Görevin Amacı: Fatıma'ya seslenen metinde “Hani bir gün Babanla Kâbe’ye gitmiştin” ile başlayan paragrafı, ana olgularını koruyarak kısa bir madde listesi olarak yeniden yazın.

Sağlanan Metin:
====

Mehmed Emin Özmen / Araştırma  Doğruhaber
 
NURLARIN IŞIĞI
Daha Babana Peygamberlik gelmemişti. Âlem karanlıklar içindeydi. Baban yalnız kalmayı sevmeye başlamıştı. Aslında bi’set ile ikinci kez doğdun. Çünkü küfür ile hiç tanışmadın. Peygamber bir baba ile Peygamber eşi bir kadının mutlu yuvalarının incisi olmuştun. Baban sana Fatıma dedi. Onun deyimiyle “Seni sevenleri Allah Cehennemden uzaklaştıracağı içindi” bu isim. Daha sonra başka isimlerin de olacaktı, seninle müsemma olan. “Zehra” denilecekti mesela, ak yüzlü beyaz, parlak anlamında. Veya dünyevi heveslerden uzak, iffetli ve namuslu anlamında “Betül” ismine layık görülecektin.

BABASININ ANNESİ
Babaannen erken yaşta vefat etmişti. Baban anne şefkatine doyamadı. Daha sonraları Babanın en büyük destekçisi annen de vefat etti. O yıla ‘Hüzün Yılı’ dendi. Sen daha küçüktün. Ama babandan ayrılmıyordun. Her nereye giderse elinden tutuyordun. Kendince onu korumaya almıştın. En büyük koruyucu ile birlikte koruyordunuz Peygamberi.

Hani bir gün Babanla Kâbe’ye gitmiştin. Müşrikler fıs fıs konuşuyorlardı. Küçük yüreğinle bir şeylerin olacağını sezmiştin. Baban namaza durdu. Karanlık yüzlü adamlardan biri secdede iken sırtına deve işkembesi atmıştı. Baban secdeden başını kaldıramadı. Sen canhıraş bir şekilde atılan pislikleri kaldırmaya çalışıyordun. Hiç beddua etmeyen o yüce insan başını kaldırınca; “Ya rabbi bu azgınları Sana havale ediyorum, Kureyşi sana bırakıyorum.” diye nida etmişti.

Yine bir gün Baban ile Kâbe’ye varmıştınız. Karanlık yüzlü adamlar Peygamberin etrafını sarıp, “Bunları, bunları söyleyen sen misin?” diye kızgınca soruyorlardı. Senin küçücük yüreğin buna dayanamadı. Ağlamaya başladın. Titriyordun. Bayılıp yere düştün. Baban ise; “Evet, bu söylediklerinizi söyleyen benim” diye yiğitçe meydana atılıyordu. Bu arada “İkinin ikincisi” Hz. Ebu Bekir (r.a) imdada yetişti. “Rabbim Allah’tır dediği için bir adamı öldürecek misiniz?” diye kükrüyordu.

====

Gösterilen Veri:
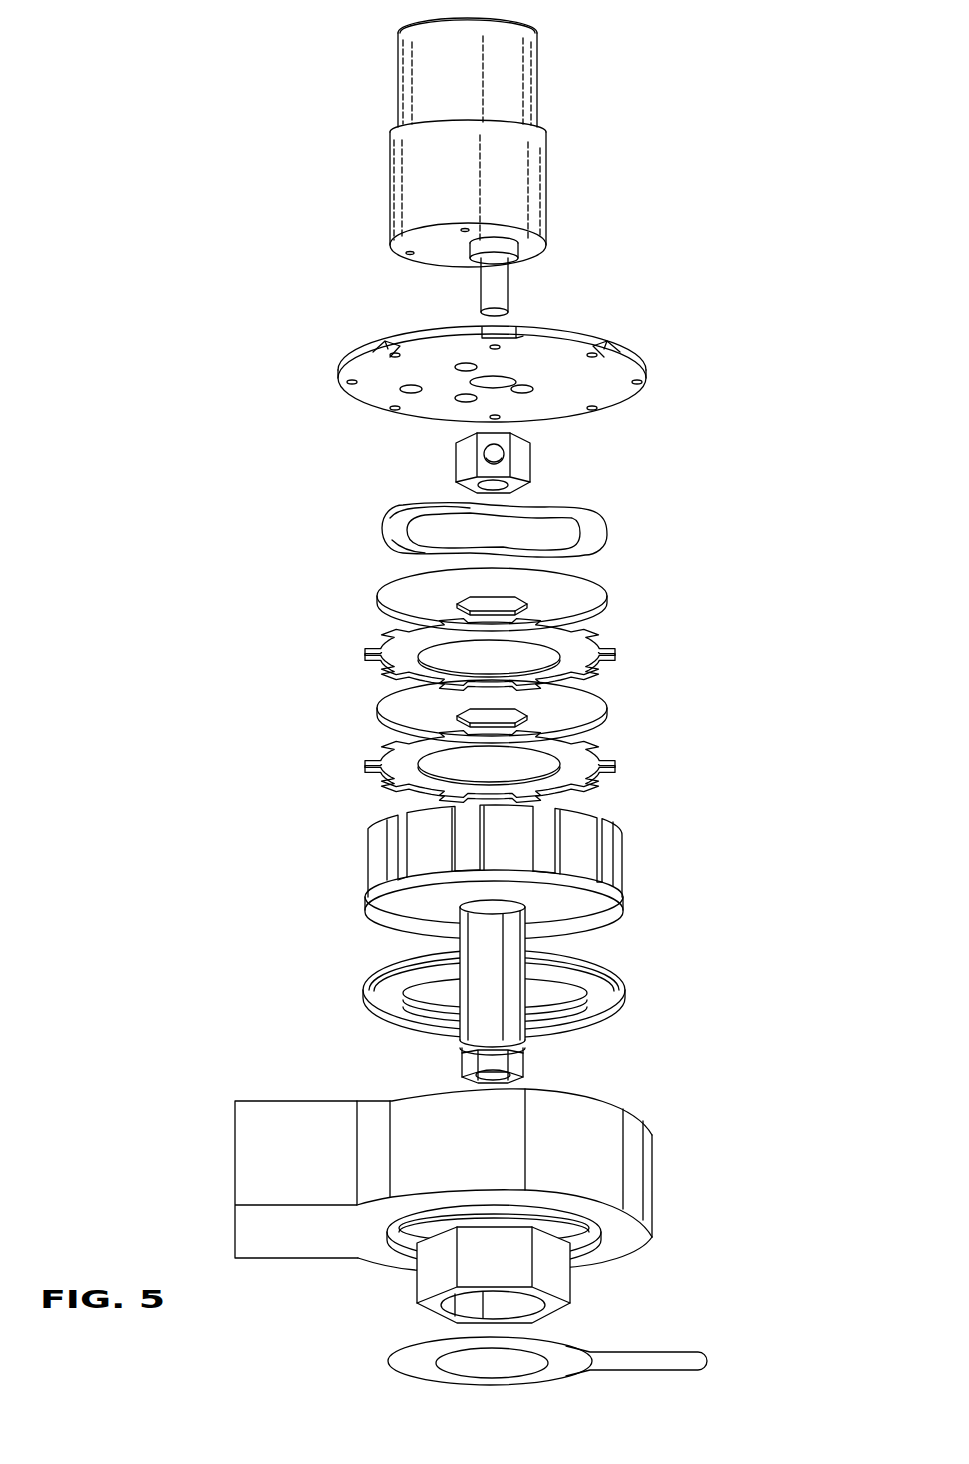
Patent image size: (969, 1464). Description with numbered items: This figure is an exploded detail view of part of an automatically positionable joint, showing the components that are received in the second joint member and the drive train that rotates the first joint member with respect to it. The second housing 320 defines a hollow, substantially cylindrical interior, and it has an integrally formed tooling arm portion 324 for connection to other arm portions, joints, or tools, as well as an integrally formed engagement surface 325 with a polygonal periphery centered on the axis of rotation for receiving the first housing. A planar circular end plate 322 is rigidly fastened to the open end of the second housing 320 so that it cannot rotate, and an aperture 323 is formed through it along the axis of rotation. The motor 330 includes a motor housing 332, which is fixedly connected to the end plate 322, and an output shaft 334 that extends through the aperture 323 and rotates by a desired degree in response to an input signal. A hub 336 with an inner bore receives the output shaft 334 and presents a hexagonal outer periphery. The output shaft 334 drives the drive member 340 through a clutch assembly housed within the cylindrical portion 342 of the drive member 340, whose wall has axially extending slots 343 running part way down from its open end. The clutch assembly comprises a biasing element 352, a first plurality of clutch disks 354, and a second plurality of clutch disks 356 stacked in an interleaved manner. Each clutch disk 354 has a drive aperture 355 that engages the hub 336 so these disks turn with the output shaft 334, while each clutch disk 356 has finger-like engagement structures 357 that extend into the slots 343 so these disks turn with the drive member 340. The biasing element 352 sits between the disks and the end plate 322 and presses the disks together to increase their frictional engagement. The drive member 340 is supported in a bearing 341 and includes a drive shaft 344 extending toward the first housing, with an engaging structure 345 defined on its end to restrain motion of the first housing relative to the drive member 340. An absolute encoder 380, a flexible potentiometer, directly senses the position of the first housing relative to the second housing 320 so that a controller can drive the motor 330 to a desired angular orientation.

====

Doğru Yanıt:
- Fatıma babasıyla Kâbe'ye gider. Müşrikler fısıldaşır, Fatıma da bir şey olacağını sezer.
- Babası namaza durur. Karanlık yüzlü adamlardan biri, o secdedeyken sırtına deve işkembesi atar.
- Babası secdeden başını kaldıramaz. Fatıma atılan pislikleri canhıraş biçimde kaldırmaya çalışır.
- Hiç beddua etmeyen babası başını kaldırınca şöyle nida eder: “Ya rabbi bu azgınları Sana havale ediyorum, Kureyşi sana bırakıyorum.”